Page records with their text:
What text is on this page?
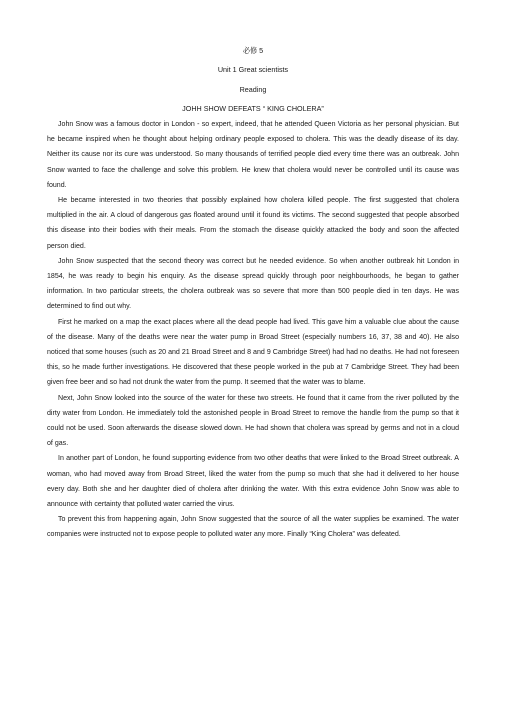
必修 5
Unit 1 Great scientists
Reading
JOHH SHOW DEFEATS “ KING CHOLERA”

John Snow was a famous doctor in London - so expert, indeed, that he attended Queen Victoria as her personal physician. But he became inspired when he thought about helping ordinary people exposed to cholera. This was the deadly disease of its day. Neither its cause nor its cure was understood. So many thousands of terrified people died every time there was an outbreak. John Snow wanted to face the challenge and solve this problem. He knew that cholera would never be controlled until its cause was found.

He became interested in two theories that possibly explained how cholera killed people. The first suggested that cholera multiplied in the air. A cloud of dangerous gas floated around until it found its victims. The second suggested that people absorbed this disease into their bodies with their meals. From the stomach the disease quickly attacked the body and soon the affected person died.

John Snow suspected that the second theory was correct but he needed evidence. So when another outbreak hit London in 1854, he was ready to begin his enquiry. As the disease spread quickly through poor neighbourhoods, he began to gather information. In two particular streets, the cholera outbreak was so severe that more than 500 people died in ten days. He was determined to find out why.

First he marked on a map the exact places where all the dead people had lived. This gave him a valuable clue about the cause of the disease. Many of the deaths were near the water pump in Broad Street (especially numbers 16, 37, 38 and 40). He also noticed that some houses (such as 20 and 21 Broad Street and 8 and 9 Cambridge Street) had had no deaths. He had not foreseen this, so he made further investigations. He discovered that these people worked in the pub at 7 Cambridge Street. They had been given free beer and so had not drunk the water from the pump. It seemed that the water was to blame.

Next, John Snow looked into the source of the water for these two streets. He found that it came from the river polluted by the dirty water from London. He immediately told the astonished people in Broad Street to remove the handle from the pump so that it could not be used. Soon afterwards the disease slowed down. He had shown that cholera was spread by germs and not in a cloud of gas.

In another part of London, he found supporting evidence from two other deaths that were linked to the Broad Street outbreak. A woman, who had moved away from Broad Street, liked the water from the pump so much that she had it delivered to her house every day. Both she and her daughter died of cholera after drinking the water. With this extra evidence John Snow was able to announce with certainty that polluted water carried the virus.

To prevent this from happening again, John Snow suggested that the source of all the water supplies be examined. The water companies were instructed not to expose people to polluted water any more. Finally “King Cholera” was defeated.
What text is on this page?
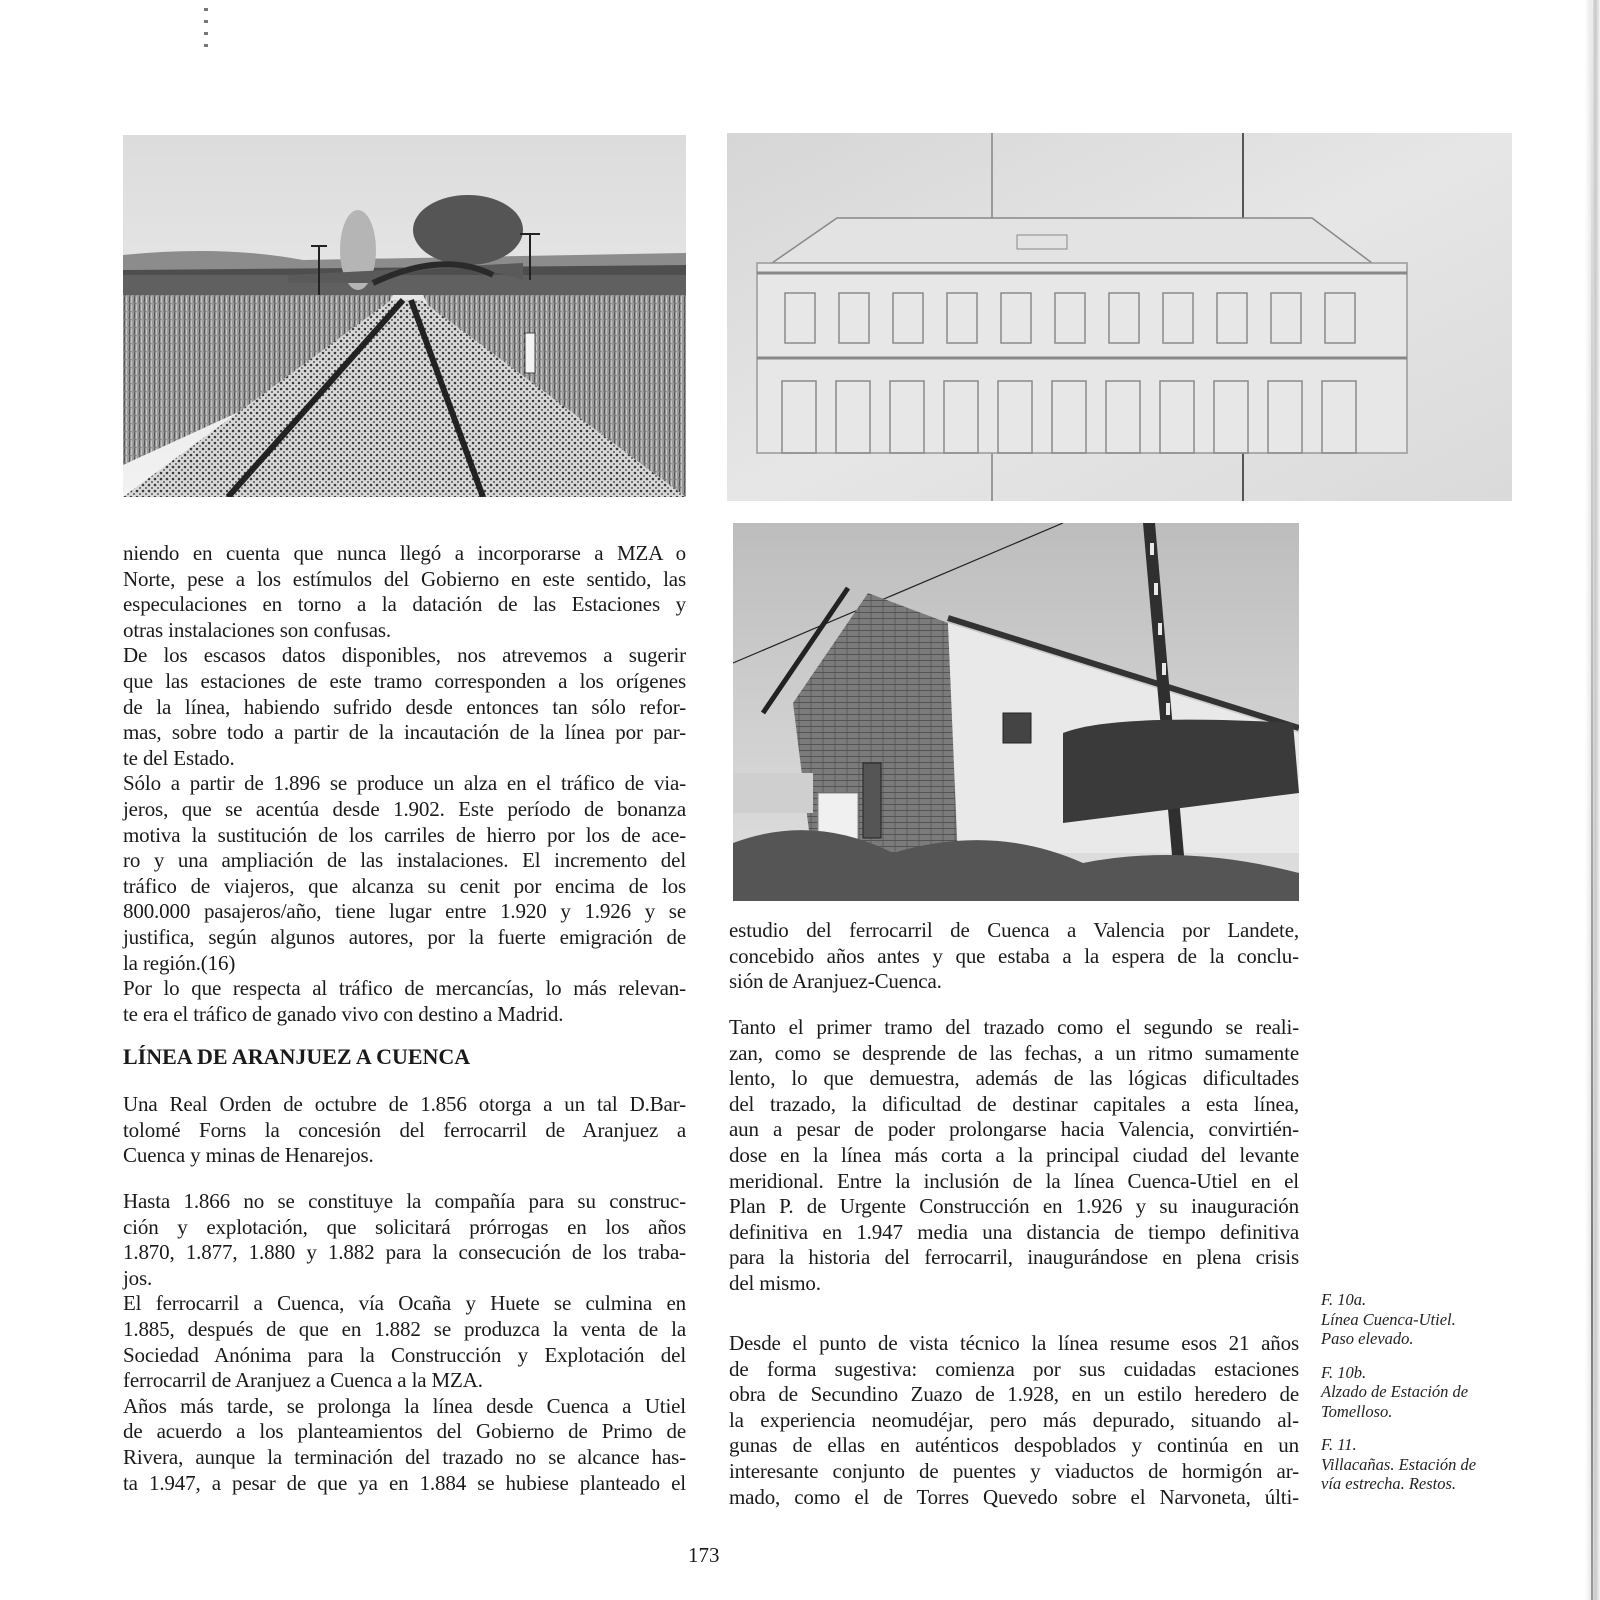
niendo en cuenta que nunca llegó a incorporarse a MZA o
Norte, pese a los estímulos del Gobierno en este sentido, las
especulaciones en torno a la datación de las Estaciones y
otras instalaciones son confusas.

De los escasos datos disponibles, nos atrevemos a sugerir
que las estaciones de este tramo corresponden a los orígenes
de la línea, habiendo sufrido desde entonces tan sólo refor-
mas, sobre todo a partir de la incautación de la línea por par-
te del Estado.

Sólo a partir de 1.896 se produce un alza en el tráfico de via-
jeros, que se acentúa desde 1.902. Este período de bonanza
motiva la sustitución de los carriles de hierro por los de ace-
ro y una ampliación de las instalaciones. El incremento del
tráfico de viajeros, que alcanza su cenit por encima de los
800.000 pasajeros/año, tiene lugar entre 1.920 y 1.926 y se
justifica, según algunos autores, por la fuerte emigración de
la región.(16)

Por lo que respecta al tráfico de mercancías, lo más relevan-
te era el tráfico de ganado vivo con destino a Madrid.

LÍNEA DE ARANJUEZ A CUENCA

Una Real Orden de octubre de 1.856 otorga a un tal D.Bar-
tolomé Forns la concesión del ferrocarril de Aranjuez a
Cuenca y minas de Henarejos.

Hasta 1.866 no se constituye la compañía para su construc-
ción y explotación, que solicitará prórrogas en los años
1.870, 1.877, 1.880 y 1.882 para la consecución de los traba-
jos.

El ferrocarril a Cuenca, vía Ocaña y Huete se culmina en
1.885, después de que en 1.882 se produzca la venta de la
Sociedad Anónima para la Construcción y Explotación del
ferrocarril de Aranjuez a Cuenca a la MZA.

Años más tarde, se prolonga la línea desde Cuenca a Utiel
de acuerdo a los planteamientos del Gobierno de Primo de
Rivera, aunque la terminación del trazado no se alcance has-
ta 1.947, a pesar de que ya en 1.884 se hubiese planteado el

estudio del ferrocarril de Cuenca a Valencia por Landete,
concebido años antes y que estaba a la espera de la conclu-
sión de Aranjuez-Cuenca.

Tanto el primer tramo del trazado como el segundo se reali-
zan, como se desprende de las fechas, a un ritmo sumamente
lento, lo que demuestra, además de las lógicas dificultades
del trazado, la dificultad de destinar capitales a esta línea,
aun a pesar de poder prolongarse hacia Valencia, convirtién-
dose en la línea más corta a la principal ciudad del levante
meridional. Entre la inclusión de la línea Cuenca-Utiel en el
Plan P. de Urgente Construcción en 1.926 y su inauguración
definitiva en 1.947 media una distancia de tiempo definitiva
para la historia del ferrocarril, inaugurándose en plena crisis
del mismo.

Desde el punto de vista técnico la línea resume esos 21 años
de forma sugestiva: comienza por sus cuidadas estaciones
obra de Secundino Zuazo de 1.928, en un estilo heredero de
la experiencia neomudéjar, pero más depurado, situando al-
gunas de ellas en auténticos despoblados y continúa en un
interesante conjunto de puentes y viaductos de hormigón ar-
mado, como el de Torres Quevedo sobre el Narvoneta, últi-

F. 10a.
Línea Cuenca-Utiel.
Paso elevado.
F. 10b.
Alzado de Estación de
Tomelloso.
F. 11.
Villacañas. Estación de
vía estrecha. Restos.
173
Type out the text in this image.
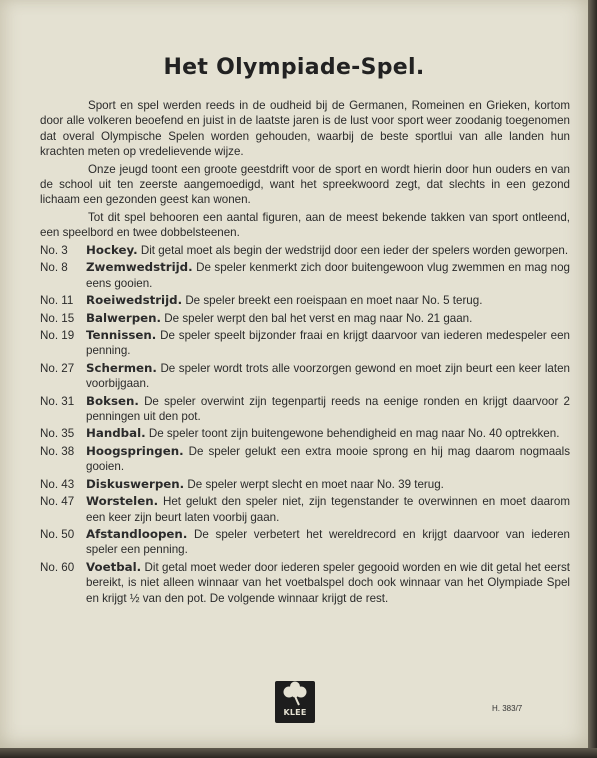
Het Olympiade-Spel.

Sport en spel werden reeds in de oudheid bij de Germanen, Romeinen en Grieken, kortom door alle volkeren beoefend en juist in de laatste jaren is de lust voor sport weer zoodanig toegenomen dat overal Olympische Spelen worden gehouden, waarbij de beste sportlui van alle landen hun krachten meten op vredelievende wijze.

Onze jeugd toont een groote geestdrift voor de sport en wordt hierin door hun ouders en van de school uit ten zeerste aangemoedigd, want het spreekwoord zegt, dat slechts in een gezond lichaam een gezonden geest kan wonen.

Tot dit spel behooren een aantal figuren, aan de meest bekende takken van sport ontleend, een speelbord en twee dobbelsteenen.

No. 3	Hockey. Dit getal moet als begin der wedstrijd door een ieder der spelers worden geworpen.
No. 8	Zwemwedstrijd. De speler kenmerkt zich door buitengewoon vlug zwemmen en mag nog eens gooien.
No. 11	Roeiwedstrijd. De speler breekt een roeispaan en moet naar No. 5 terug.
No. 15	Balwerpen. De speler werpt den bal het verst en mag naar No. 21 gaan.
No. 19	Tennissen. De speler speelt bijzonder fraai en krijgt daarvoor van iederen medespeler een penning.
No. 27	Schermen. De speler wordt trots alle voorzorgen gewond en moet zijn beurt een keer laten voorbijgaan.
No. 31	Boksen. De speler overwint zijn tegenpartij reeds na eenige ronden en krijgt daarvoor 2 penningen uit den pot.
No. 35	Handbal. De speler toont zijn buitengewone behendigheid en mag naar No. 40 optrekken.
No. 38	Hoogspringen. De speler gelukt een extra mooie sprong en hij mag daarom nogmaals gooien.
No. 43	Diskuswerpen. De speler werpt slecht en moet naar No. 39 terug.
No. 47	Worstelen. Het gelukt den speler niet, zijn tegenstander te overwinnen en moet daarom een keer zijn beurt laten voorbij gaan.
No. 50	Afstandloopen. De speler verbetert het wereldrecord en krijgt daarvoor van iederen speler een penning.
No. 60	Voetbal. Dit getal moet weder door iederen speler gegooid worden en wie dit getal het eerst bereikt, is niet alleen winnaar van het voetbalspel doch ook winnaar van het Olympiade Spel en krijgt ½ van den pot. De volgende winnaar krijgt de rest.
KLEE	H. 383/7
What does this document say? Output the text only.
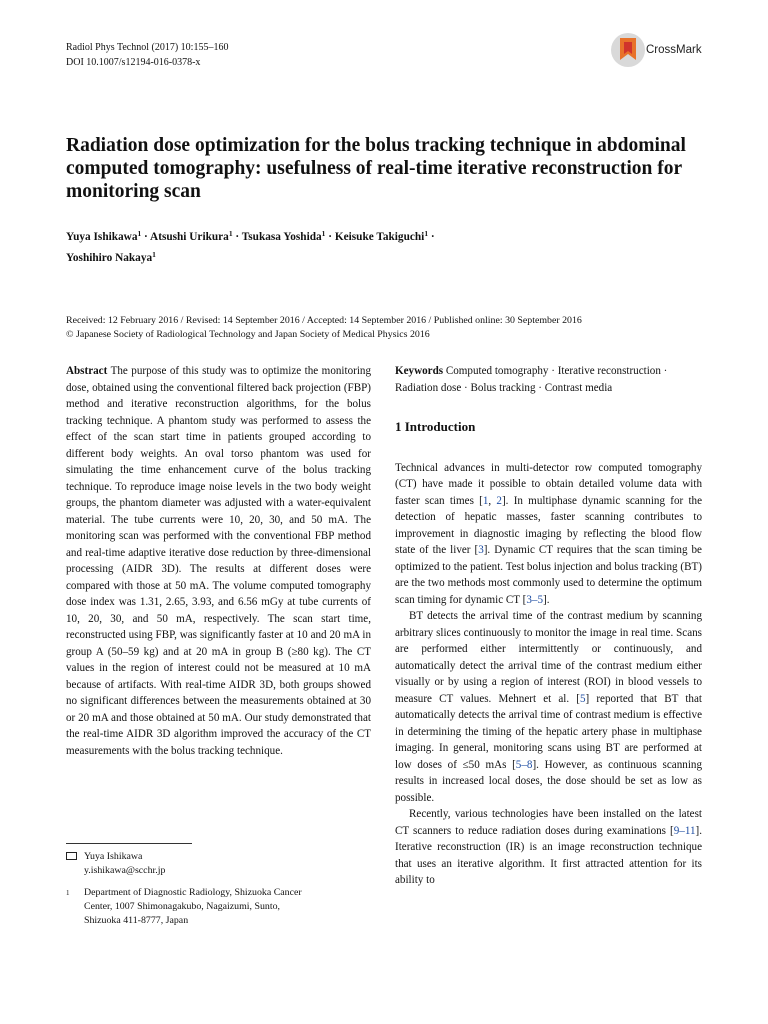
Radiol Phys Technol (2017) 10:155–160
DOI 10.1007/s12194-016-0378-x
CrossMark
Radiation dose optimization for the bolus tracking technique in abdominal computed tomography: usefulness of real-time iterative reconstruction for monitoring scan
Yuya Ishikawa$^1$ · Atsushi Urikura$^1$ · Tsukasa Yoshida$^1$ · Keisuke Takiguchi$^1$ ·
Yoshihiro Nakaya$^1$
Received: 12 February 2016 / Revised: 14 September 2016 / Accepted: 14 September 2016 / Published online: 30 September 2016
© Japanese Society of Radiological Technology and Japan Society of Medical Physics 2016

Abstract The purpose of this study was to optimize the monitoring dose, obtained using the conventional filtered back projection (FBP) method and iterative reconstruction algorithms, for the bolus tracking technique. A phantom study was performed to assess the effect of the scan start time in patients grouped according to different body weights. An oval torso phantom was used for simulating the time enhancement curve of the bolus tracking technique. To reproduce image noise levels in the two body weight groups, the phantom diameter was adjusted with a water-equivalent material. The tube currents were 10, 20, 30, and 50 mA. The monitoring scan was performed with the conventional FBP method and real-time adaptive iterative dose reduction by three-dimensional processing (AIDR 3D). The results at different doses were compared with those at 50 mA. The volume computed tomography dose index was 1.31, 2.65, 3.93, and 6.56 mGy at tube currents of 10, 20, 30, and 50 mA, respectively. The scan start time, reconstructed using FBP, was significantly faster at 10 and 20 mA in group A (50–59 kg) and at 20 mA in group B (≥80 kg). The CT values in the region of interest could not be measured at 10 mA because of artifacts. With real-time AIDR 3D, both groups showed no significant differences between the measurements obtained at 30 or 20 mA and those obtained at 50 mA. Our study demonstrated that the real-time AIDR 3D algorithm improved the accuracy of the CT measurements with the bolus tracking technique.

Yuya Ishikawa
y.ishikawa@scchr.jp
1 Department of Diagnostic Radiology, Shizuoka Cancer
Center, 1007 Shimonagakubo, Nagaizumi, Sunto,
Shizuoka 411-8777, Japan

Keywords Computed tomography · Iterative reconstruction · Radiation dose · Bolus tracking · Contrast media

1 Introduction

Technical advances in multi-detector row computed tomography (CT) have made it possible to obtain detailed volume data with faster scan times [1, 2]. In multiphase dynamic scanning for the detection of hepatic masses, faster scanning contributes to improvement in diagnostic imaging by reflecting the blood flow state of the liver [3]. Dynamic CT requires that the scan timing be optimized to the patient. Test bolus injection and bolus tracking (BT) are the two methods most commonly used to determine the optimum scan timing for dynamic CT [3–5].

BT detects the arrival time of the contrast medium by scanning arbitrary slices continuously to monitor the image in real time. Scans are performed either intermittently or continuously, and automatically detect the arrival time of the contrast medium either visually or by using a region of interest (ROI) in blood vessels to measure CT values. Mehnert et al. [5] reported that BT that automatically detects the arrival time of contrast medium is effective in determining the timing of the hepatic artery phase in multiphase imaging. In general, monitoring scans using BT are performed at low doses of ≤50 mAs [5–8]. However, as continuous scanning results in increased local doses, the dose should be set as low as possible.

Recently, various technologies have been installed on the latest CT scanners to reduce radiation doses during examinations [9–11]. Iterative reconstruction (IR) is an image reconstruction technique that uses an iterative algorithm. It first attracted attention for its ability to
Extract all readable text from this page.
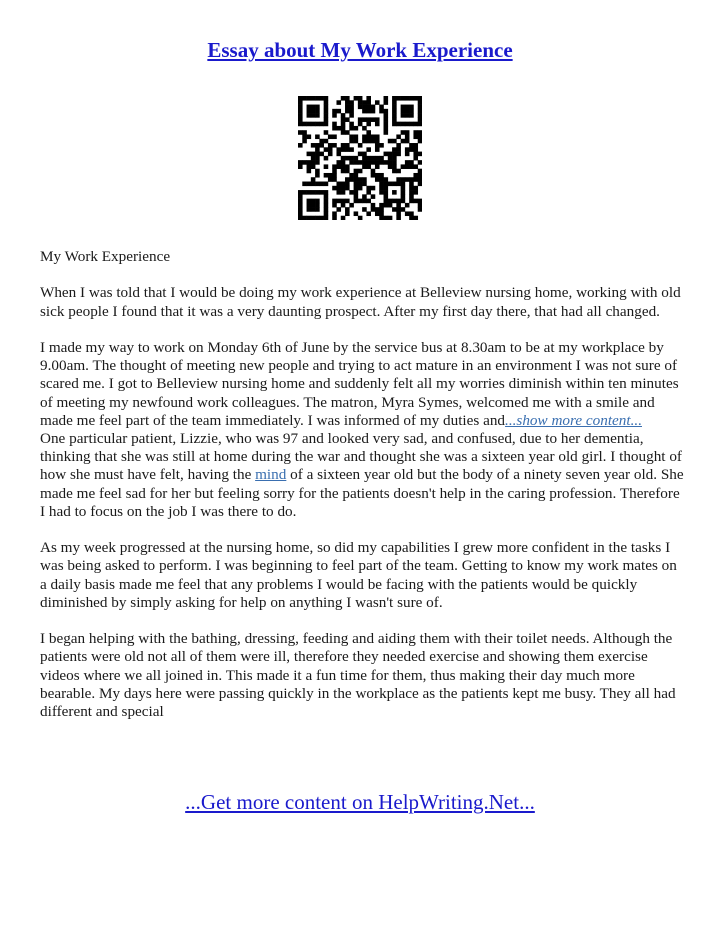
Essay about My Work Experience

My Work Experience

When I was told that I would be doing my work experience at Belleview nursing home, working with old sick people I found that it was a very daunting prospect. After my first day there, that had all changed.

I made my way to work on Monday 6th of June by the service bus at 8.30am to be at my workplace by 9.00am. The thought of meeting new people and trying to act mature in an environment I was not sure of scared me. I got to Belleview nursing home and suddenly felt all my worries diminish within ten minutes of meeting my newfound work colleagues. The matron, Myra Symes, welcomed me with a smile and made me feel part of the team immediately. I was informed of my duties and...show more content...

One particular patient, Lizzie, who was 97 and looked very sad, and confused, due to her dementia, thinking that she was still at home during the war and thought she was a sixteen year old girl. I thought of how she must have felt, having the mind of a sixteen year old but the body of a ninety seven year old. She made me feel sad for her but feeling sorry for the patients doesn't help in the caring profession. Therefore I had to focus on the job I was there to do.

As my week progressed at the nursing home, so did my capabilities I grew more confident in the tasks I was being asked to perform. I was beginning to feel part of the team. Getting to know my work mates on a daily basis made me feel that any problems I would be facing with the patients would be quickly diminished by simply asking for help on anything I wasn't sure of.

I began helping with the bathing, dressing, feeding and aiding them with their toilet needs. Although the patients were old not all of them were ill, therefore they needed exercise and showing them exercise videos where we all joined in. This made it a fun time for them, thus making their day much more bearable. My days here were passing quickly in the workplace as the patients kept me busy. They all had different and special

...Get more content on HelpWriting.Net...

■ **TRY IT**:
Each line holding "immediately" in the records should be copied out.

■ **OUTPUT BELOW**:
Next, John Snow looked into the source of the water for these two streets. He found that it came from the river polluted by the dirty water from London. He immediately told the astonished people in Broad Street to remove the handle from the pump so that it could not be used. Soon afterwards the disease slowed down. He had shown that cholera was spread by germs and not in a cloud of gas.
I made my way to work on Monday 6th of June by the service bus at 8.30am to be at my workplace by 9.00am. The thought of meeting new people and trying to act mature in an environment I was not sure of scared me. I got to Belleview nursing home and suddenly felt all my worries diminish within ten minutes of meeting my newfound work colleagues. The matron, Myra Symes, welcomed me with a smile and made me feel part of the team immediately. I was informed of my duties and...show more content...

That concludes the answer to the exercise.